__Objective__:
Print the entire listing. Each line must match the original exactly.

------------------------------------

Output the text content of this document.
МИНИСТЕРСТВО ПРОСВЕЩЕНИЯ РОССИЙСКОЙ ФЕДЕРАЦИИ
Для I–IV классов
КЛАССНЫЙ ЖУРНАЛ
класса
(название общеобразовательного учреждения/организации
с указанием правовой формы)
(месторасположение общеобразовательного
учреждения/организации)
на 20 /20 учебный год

------------------------------------

__Task result__:
Output the text content of this document.
МИНИСТЕРСТВО ПРОСВЕЩЕНИЯ РОССИЙСКОЙ ФЕДЕРАЦИИ
Для I–IV классов
КЛАССНЫЙ ЖУРНАЛ
класса
(название общеобразовательного учреждения/организации
с указанием правовой формы)
(месторасположение общеобразовательного
учреждения/организации)
на 20 /20 учебный год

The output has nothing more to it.